[EXERCISE MATERIAL]
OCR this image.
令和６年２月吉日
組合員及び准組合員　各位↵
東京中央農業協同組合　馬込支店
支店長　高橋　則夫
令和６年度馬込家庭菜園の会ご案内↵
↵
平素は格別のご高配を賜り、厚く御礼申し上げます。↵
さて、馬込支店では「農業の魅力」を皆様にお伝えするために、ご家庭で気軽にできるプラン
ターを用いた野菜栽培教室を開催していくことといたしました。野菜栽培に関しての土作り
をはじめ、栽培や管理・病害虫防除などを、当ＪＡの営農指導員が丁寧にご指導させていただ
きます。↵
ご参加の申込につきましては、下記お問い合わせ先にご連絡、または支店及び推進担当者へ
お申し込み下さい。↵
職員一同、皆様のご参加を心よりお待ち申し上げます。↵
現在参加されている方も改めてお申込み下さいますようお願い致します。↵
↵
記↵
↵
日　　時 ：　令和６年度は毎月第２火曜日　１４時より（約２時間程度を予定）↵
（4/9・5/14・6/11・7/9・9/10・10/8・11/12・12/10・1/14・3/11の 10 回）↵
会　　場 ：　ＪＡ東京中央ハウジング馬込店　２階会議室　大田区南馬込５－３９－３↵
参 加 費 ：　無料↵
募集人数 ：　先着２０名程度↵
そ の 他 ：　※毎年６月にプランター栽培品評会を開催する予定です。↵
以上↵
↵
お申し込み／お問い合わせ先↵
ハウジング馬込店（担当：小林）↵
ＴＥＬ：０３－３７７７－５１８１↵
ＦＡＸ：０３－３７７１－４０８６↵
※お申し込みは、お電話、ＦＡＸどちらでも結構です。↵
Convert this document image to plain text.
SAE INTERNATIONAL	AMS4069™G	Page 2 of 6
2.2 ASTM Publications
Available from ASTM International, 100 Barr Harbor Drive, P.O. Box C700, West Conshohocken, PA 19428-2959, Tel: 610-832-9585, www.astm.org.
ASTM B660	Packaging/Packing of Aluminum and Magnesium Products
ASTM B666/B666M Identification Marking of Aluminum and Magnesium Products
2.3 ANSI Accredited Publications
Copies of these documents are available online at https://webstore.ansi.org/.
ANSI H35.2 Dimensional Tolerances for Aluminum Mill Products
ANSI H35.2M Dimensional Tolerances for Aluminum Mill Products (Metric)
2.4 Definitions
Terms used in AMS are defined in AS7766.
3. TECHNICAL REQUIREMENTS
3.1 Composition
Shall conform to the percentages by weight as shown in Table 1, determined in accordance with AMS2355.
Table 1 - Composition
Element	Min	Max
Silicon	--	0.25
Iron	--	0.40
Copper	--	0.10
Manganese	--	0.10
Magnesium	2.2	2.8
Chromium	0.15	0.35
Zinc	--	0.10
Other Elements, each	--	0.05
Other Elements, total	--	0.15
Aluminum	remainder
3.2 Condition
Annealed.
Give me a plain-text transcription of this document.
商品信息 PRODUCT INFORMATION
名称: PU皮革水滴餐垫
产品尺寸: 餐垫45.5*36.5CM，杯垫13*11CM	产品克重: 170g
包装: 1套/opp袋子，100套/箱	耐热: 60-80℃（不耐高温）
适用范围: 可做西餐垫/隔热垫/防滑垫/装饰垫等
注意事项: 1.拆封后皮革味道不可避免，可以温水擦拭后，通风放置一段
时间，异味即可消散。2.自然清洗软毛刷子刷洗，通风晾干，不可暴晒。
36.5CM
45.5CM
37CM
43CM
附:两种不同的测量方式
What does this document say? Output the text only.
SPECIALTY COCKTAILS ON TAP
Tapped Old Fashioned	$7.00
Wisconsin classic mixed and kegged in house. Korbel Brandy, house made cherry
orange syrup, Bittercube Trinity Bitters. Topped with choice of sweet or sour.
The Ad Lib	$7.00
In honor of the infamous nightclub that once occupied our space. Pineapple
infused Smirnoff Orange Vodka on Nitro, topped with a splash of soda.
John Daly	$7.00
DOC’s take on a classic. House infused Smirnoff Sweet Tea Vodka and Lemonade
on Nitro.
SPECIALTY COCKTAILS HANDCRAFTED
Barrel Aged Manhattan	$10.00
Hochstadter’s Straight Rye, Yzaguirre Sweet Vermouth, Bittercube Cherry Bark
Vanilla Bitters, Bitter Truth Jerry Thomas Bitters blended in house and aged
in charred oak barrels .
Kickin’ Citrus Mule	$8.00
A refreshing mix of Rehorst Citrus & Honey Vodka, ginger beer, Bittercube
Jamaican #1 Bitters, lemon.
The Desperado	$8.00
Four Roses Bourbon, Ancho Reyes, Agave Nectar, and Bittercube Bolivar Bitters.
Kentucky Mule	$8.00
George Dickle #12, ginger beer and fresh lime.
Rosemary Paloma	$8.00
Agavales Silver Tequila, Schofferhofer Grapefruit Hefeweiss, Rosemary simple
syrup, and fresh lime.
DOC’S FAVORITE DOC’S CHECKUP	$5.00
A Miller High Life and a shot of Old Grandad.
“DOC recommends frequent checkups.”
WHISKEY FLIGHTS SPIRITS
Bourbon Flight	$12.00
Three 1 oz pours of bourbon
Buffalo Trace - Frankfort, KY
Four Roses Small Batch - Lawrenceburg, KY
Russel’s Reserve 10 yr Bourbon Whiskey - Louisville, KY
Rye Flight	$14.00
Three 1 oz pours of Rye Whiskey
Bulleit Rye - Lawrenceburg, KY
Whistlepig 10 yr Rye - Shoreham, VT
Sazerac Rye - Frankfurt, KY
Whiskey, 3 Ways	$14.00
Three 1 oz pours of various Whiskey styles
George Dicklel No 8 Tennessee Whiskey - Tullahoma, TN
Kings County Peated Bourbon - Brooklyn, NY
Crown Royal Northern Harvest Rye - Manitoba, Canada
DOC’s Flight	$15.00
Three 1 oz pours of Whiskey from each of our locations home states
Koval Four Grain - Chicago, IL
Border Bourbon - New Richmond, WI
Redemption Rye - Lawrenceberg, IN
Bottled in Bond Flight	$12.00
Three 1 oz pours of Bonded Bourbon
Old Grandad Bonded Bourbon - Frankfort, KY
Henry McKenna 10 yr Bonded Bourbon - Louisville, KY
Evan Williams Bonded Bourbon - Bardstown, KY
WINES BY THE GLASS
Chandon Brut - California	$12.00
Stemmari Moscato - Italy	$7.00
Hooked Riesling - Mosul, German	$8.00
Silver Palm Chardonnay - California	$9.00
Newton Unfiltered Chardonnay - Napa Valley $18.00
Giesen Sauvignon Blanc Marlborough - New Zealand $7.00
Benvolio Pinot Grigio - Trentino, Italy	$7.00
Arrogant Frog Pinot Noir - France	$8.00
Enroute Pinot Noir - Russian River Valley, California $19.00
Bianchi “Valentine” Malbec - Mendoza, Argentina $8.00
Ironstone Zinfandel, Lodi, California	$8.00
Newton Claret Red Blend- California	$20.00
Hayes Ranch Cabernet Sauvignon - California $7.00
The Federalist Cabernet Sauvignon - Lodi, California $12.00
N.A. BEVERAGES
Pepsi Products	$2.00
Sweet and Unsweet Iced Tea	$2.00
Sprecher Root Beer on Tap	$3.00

[REQUIREMENT]
Set out the complete listing exactly as shown.

[REPLY]
OCR this image.
令和６年２月吉日
組合員及び准組合員　各位↵
東京中央農業協同組合　馬込支店
支店長　高橋　則夫
令和６年度馬込家庭菜園の会ご案内↵
↵
平素は格別のご高配を賜り、厚く御礼申し上げます。↵
さて、馬込支店では「農業の魅力」を皆様にお伝えするために、ご家庭で気軽にできるプラン
ターを用いた野菜栽培教室を開催していくことといたしました。野菜栽培に関しての土作り
をはじめ、栽培や管理・病害虫防除などを、当ＪＡの営農指導員が丁寧にご指導させていただ
きます。↵
ご参加の申込につきましては、下記お問い合わせ先にご連絡、または支店及び推進担当者へ
お申し込み下さい。↵
職員一同、皆様のご参加を心よりお待ち申し上げます。↵
現在参加されている方も改めてお申込み下さいますようお願い致します。↵
↵
記↵
↵
日　　時 ：　令和６年度は毎月第２火曜日　１４時より（約２時間程度を予定）↵
（4/9・5/14・6/11・7/9・9/10・10/8・11/12・12/10・1/14・3/11の 10 回）↵
会　　場 ：　ＪＡ東京中央ハウジング馬込店　２階会議室　大田区南馬込５－３９－３↵
参 加 費 ：　無料↵
募集人数 ：　先着２０名程度↵
そ の 他 ：　※毎年６月にプランター栽培品評会を開催する予定です。↵
以上↵
↵
お申し込み／お問い合わせ先↵
ハウジング馬込店（担当：小林）↵
ＴＥＬ：０３－３７７７－５１８１↵
ＦＡＸ：０３－３７７１－４０８６↵
※お申し込みは、お電話、ＦＡＸどちらでも結構です。↵
Convert this document image to plain text.
SAE INTERNATIONAL	AMS4069™G	Page 2 of 6
2.2 ASTM Publications
Available from ASTM International, 100 Barr Harbor Drive, P.O. Box C700, West Conshohocken, PA 19428-2959, Tel: 610-832-9585, www.astm.org.
ASTM B660	Packaging/Packing of Aluminum and Magnesium Products
ASTM B666/B666M Identification Marking of Aluminum and Magnesium Products
2.3 ANSI Accredited Publications
Copies of these documents are available online at https://webstore.ansi.org/.
ANSI H35.2 Dimensional Tolerances for Aluminum Mill Products
ANSI H35.2M Dimensional Tolerances for Aluminum Mill Products (Metric)
2.4 Definitions
Terms used in AMS are defined in AS7766.
3. TECHNICAL REQUIREMENTS
3.1 Composition
Shall conform to the percentages by weight as shown in Table 1, determined in accordance with AMS2355.
Table 1 - Composition
Element	Min	Max
Silicon	--	0.25
Iron	--	0.40
Copper	--	0.10
Manganese	--	0.10
Magnesium	2.2	2.8
Chromium	0.15	0.35
Zinc	--	0.10
Other Elements, each	--	0.05
Other Elements, total	--	0.15
Aluminum	remainder
3.2 Condition
Annealed.
Give me a plain-text transcription of this document.
商品信息 PRODUCT INFORMATION
名称: PU皮革水滴餐垫
产品尺寸: 餐垫45.5*36.5CM，杯垫13*11CM	产品克重: 170g
包装: 1套/opp袋子，100套/箱	耐热: 60-80℃（不耐高温）
适用范围: 可做西餐垫/隔热垫/防滑垫/装饰垫等
注意事项: 1.拆封后皮革味道不可避免，可以温水擦拭后，通风放置一段
时间，异味即可消散。2.自然清洗软毛刷子刷洗，通风晾干，不可暴晒。
36.5CM
45.5CM
37CM
43CM
附:两种不同的测量方式
What does this document say? Output the text only.
SPECIALTY COCKTAILS ON TAP
Tapped Old Fashioned	$7.00
Wisconsin classic mixed and kegged in house. Korbel Brandy, house made cherry
orange syrup, Bittercube Trinity Bitters. Topped with choice of sweet or sour.
The Ad Lib	$7.00
In honor of the infamous nightclub that once occupied our space. Pineapple
infused Smirnoff Orange Vodka on Nitro, topped with a splash of soda.
John Daly	$7.00
DOC’s take on a classic. House infused Smirnoff Sweet Tea Vodka and Lemonade
on Nitro.
SPECIALTY COCKTAILS HANDCRAFTED
Barrel Aged Manhattan	$10.00
Hochstadter’s Straight Rye, Yzaguirre Sweet Vermouth, Bittercube Cherry Bark
Vanilla Bitters, Bitter Truth Jerry Thomas Bitters blended in house and aged
in charred oak barrels .
Kickin’ Citrus Mule	$8.00
A refreshing mix of Rehorst Citrus & Honey Vodka, ginger beer, Bittercube
Jamaican #1 Bitters, lemon.
The Desperado	$8.00
Four Roses Bourbon, Ancho Reyes, Agave Nectar, and Bittercube Bolivar Bitters.
Kentucky Mule	$8.00
George Dickle #12, ginger beer and fresh lime.
Rosemary Paloma	$8.00
Agavales Silver Tequila, Schofferhofer Grapefruit Hefeweiss, Rosemary simple
syrup, and fresh lime.
DOC’S FAVORITE DOC’S CHECKUP	$5.00
A Miller High Life and a shot of Old Grandad.
“DOC recommends frequent checkups.”
WHISKEY FLIGHTS SPIRITS
Bourbon Flight	$12.00
Three 1 oz pours of bourbon
Buffalo Trace - Frankfort, KY
Four Roses Small Batch - Lawrenceburg, KY
Russel’s Reserve 10 yr Bourbon Whiskey - Louisville, KY
Rye Flight	$14.00
Three 1 oz pours of Rye Whiskey
Bulleit Rye - Lawrenceburg, KY
Whistlepig 10 yr Rye - Shoreham, VT
Sazerac Rye - Frankfurt, KY
Whiskey, 3 Ways	$14.00
Three 1 oz pours of various Whiskey styles
George Dicklel No 8 Tennessee Whiskey - Tullahoma, TN
Kings County Peated Bourbon - Brooklyn, NY
Crown Royal Northern Harvest Rye - Manitoba, Canada
DOC’s Flight	$15.00
Three 1 oz pours of Whiskey from each of our locations home states
Koval Four Grain - Chicago, IL
Border Bourbon - New Richmond, WI
Redemption Rye - Lawrenceberg, IN
Bottled in Bond Flight	$12.00
Three 1 oz pours of Bonded Bourbon
Old Grandad Bonded Bourbon - Frankfort, KY
Henry McKenna 10 yr Bonded Bourbon - Louisville, KY
Evan Williams Bonded Bourbon - Bardstown, KY
WINES BY THE GLASS
Chandon Brut - California	$12.00
Stemmari Moscato - Italy	$7.00
Hooked Riesling - Mosul, German	$8.00
Silver Palm Chardonnay - California	$9.00
Newton Unfiltered Chardonnay - Napa Valley $18.00
Giesen Sauvignon Blanc Marlborough - New Zealand $7.00
Benvolio Pinot Grigio - Trentino, Italy	$7.00
Arrogant Frog Pinot Noir - France	$8.00
Enroute Pinot Noir - Russian River Valley, California $19.00
Bianchi “Valentine” Malbec - Mendoza, Argentina $8.00
Ironstone Zinfandel, Lodi, California	$8.00
Newton Claret Red Blend- California	$20.00
Hayes Ranch Cabernet Sauvignon - California $7.00
The Federalist Cabernet Sauvignon - Lodi, California $12.00
N.A. BEVERAGES
Pepsi Products	$2.00
Sweet and Unsweet Iced Tea	$2.00
Sprecher Root Beer on Tap	$3.00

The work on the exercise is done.